## start DATA FOR THE TASK
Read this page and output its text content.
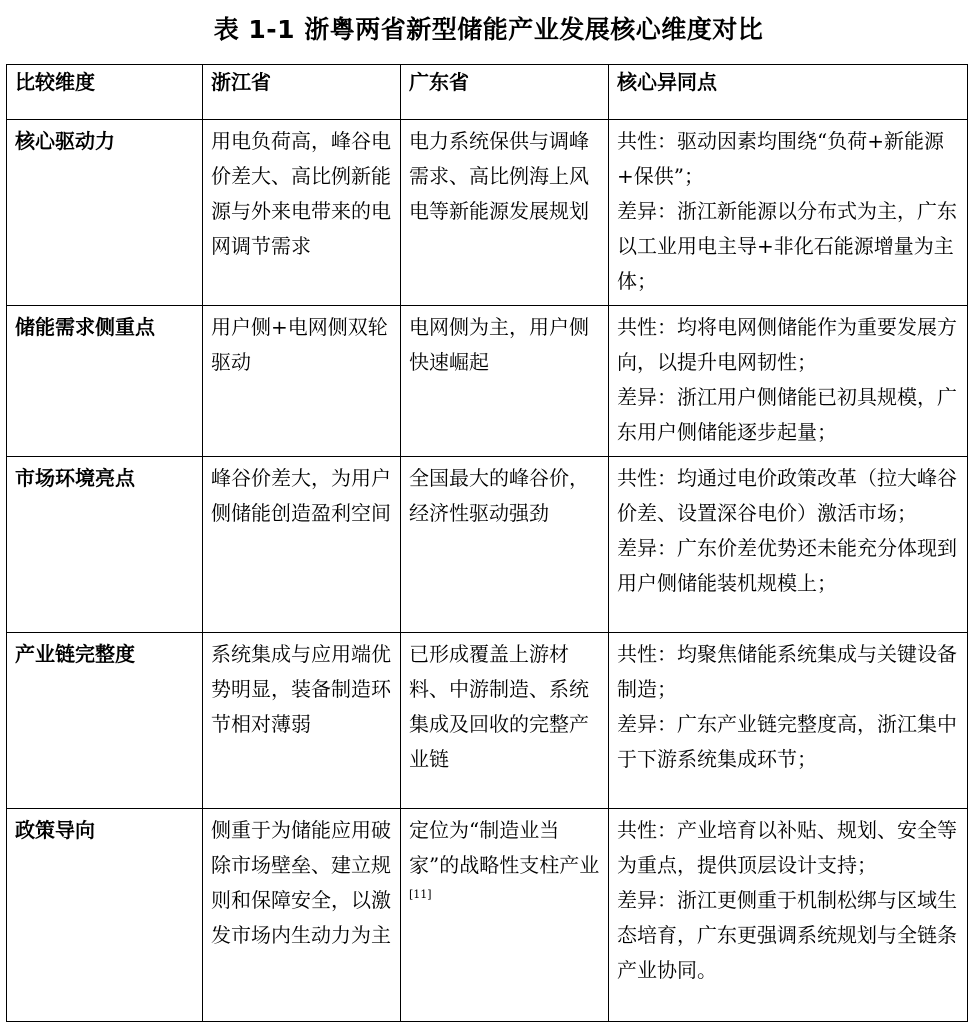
表 1-1 浙粤两省新型储能产业发展核心维度对比
比较维度	浙江省	广东省	核心异同点
核心驱动力	用电负荷高，峰谷电价差大、高比例新能源与外来电带来的电网调节需求	电力系统保供与调峰需求、高比例海上风电等新能源发展规划	共性：驱动因素均围绕“负荷+新能源+保供”；
差异：浙江新能源以分布式为主，广东以工业用电主导+非化石能源增量为主体；

储能需求侧重点	用户侧+电网侧双轮驱动	电网侧为主，用户侧快速崛起	共性：均将电网侧储能作为重要发展方向，以提升电网韧性；
差异：浙江用户侧储能已初具规模，广东用户侧储能逐步起量；

市场环境亮点	峰谷价差大，为用户侧储能创造盈利空间	全国最大的峰谷价，经济性驱动强劲	共性：均通过电价政策改革（拉大峰谷价差、设置深谷电价）激活市场；
差异：广东价差优势还未能充分体现到用户侧储能装机规模上；

产业链完整度	系统集成与应用端优势明显，装备制造环节相对薄弱	已形成覆盖上游材料、中游制造、系统集成及回收的完整产业链	共性：均聚焦储能系统集成与关键设备制造；
差异：广东产业链完整度高，浙江集中于下游系统集成环节；

政策导向	侧重于为储能应用破除市场壁垒、建立规则和保障安全，以激发市场内生动力为主	定位为“制造业当家”的战略性支柱产业[11]	共性：产业培育以补贴、规划、安全等为重点，提供顶层设计支持；
差异：浙江更侧重于机制松绑与区域生态培育，广东更强调系统规划与全链条产业协同。
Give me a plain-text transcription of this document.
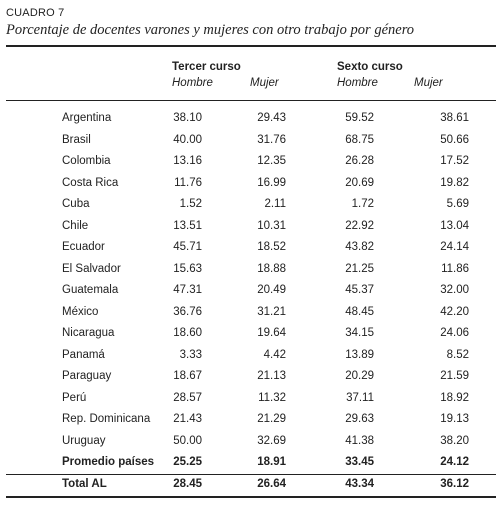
CUADRO 7
Porcentaje de docentes varones y mujeres con otro trabajo por género
Tercer curso	Sexto curso
Hombre	Mujer	Hombre	Mujer
Argentina	38.10	29.43	59.52	38.61
Brasil	40.00	31.76	68.75	50.66
Colombia	13.16	12.35	26.28	17.52
Costa Rica	11.76	16.99	20.69	19.82
Cuba	1.52	2.11	1.72	5.69
Chile	13.51	10.31	22.92	13.04
Ecuador	45.71	18.52	43.82	24.14
El Salvador	15.63	18.88	21.25	11.86
Guatemala	47.31	20.49	45.37	32.00
México	36.76	31.21	48.45	42.20
Nicaragua	18.60	19.64	34.15	24.06
Panamá	3.33	4.42	13.89	8.52
Paraguay	18.67	21.13	20.29	21.59
Perú	28.57	11.32	37.11	18.92
Rep. Dominicana 21.43	21.29	29.63	19.13
Uruguay	50.00	32.69	41.38	38.20
Promedio países 25.25	18.91	33.45	24.12
Total AL	28.45	26.64	43.34	36.12
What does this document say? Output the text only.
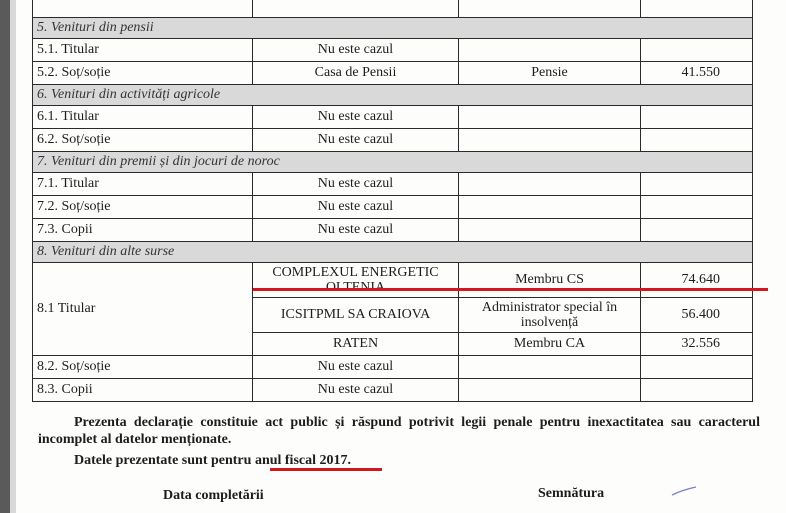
5. Venituri din pensii			
5.1. Titular	Nu este cazul		
5.2. Soț/soție	Casa de Pensii	Pensie	41.550
6. Venituri din activități agricole			
6.1. Titular	Nu este cazul		
6.2. Soț/soție	Nu este cazul		
7. Venituri din premii și din jocuri de noroc			
7.1. Titular	Nu este cazul		
7.2. Soț/soție	Nu este cazul		
7.3. Copii	Nu este cazul		
8. Venituri din alte surse			
8.1 Titular	COMPLEXUL ENERGETIC	Membru CS	74.640
	ICSITPML SA CRAIOVA	Administrator special în insolvență	56.400
	RATEN	Membru CA	32.556
8.2. Soț/soție	Nu este cazul		
8.3. Copii	Nu este cazul		
Prezenta declarație constituie act public și răspund potrivit legii penale pentru inexactitatea sau caracterul incomplet al datelor menționate.
Datele prezentate sunt pentru anul fiscal 2017.
Data completării	Semnătura
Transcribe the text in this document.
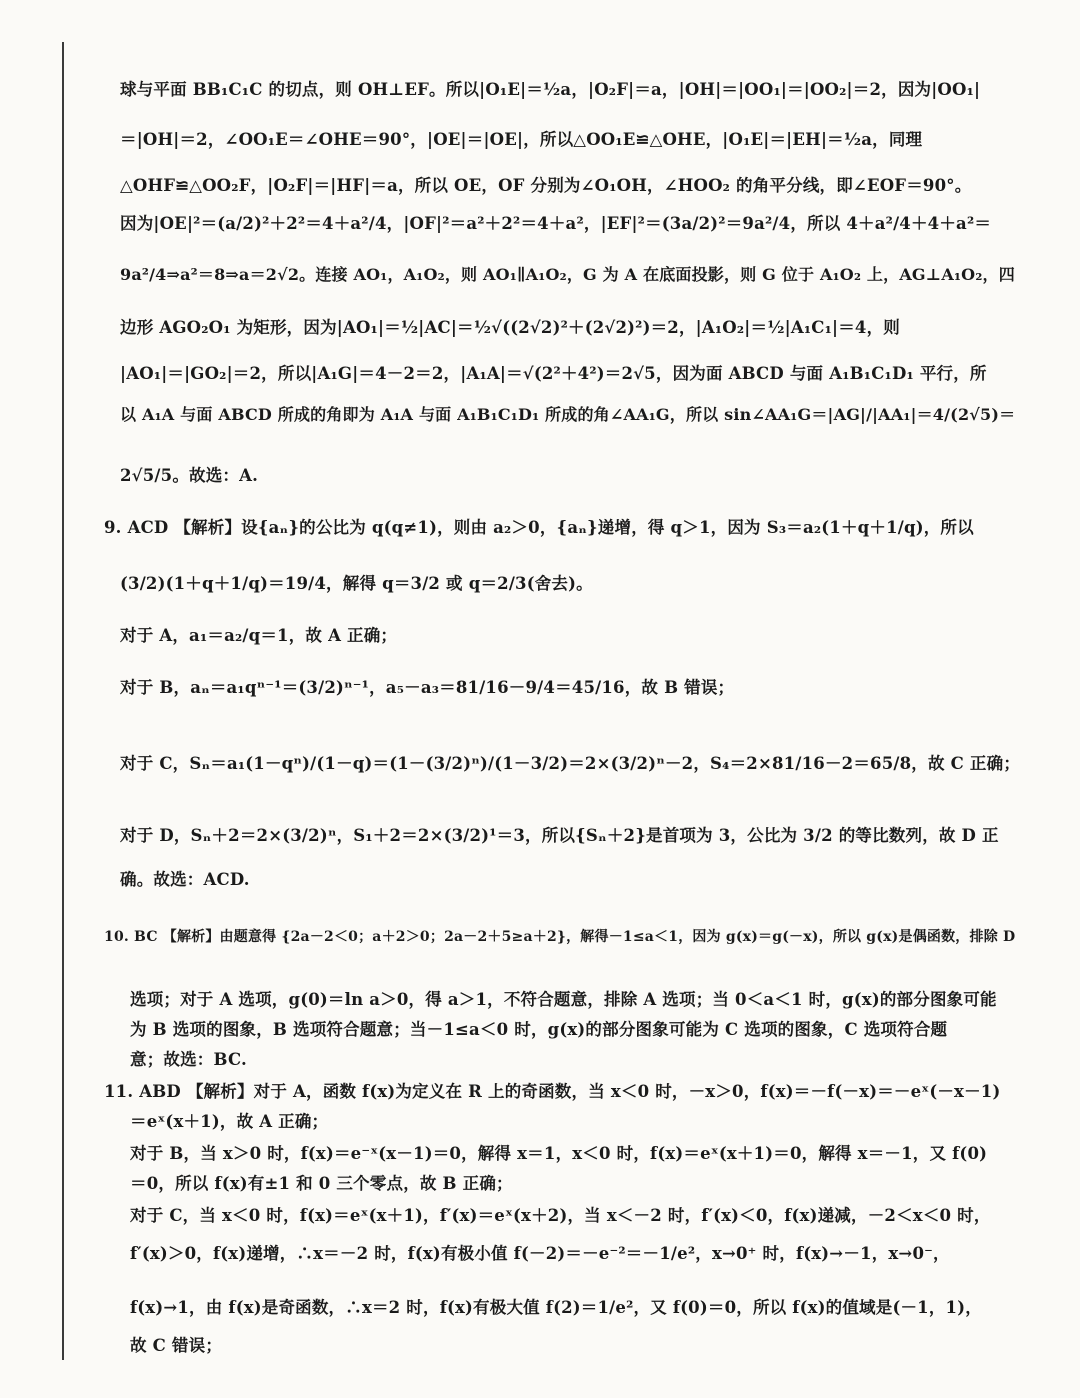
球与平面 BB₁C₁C 的切点，则 OH⊥EF。所以|O₁E|＝½a，|O₂F|＝a，|OH|＝|OO₁|＝|OO₂|＝2，因为|OO₁|
＝|OH|＝2，∠OO₁E＝∠OHE＝90°，|OE|＝|OE|，所以△OO₁E≌△OHE，|O₁E|＝|EH|＝½a，同理
△OHF≌△OO₂F，|O₂F|＝|HF|＝a，所以 OE，OF 分别为∠O₁OH，∠HOO₂ 的角平分线，即∠EOF＝90°。
因为|OE|²＝(a/2)²＋2²＝4＋a²/4，|OF|²＝a²＋2²＝4＋a²，|EF|²＝(3a/2)²＝9a²/4，所以 4＋a²/4＋4＋a²＝
9a²/4⇒a²＝8⇒a＝2√2。连接 AO₁，A₁O₂，则 AO₁∥A₁O₂，G 为 A 在底面投影，则 G 位于 A₁O₂ 上，AG⊥A₁O₂，四
边形 AGO₂O₁ 为矩形，因为|AO₁|＝½|AC|＝½√((2√2)²＋(2√2)²)＝2，|A₁O₂|＝½|A₁C₁|＝4，则
|AO₁|＝|GO₂|＝2，所以|A₁G|＝4－2＝2，|A₁A|＝√(2²＋4²)＝2√5，因为面 ABCD 与面 A₁B₁C₁D₁ 平行，所
以 A₁A 与面 ABCD 所成的角即为 A₁A 与面 A₁B₁C₁D₁ 所成的角∠AA₁G，所以 sin∠AA₁G＝|AG|/|AA₁|＝4/(2√5)＝
2√5/5。故选：A.
9. ACD 【解析】设{aₙ}的公比为 q(q≠1)，则由 a₂＞0，{aₙ}递增，得 q＞1，因为 S₃＝a₂(1＋q＋1/q)，所以
(3/2)(1＋q＋1/q)＝19/4，解得 q＝3/2 或 q＝2/3(舍去)。
对于 A，a₁＝a₂/q＝1，故 A 正确；
对于 B，aₙ＝a₁qⁿ⁻¹＝(3/2)ⁿ⁻¹，a₅－a₃＝81/16－9/4＝45/16，故 B 错误；
对于 C，Sₙ＝a₁(1－qⁿ)/(1－q)＝(1－(3/2)ⁿ)/(1－3/2)＝2×(3/2)ⁿ－2，S₄＝2×81/16－2＝65/8，故 C 正确；
对于 D，Sₙ＋2＝2×(3/2)ⁿ，S₁＋2＝2×(3/2)¹＝3，所以{Sₙ＋2}是首项为 3，公比为 3/2 的等比数列，故 D 正
确。故选：ACD.
10. BC 【解析】由题意得 {2a－2＜0；a＋2＞0；2a－2＋5≥a＋2}，解得－1≤a＜1，因为 g(x)＝g(－x)，所以 g(x)是偶函数，排除 D
选项；对于 A 选项，g(0)＝ln a＞0，得 a＞1，不符合题意，排除 A 选项；当 0＜a＜1 时，g(x)的部分图象可能
为 B 选项的图象，B 选项符合题意；当－1≤a＜0 时，g(x)的部分图象可能为 C 选项的图象，C 选项符合题
意；故选：BC.
11. ABD 【解析】对于 A，函数 f(x)为定义在 R 上的奇函数，当 x＜0 时，－x＞0，f(x)＝－f(－x)＝－eˣ(－x－1)
＝eˣ(x＋1)，故 A 正确；
对于 B，当 x＞0 时，f(x)＝e⁻ˣ(x－1)＝0，解得 x＝1，x＜0 时，f(x)＝eˣ(x＋1)＝0，解得 x＝－1，又 f(0)
＝0，所以 f(x)有±1 和 0 三个零点，故 B 正确；
对于 C，当 x＜0 时，f(x)＝eˣ(x＋1)，f′(x)＝eˣ(x＋2)，当 x＜－2 时，f′(x)＜0，f(x)递减，－2＜x＜0 时，
f′(x)＞0，f(x)递增，∴x＝－2 时，f(x)有极小值 f(－2)＝－e⁻²＝－1/e²，x→0⁺ 时，f(x)→－1，x→0⁻，
f(x)→1，由 f(x)是奇函数，∴x＝2 时，f(x)有极大值 f(2)＝1/e²，又 f(0)＝0，所以 f(x)的值域是(－1，1)，
故 C 错误；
## end DATA FOR THE TASK
_TASK TO COMPLETE:_
Of the lines in the records, determine how many contain the word "pentru", and report that number alone.

_EXERCISE OUTPUT:_
2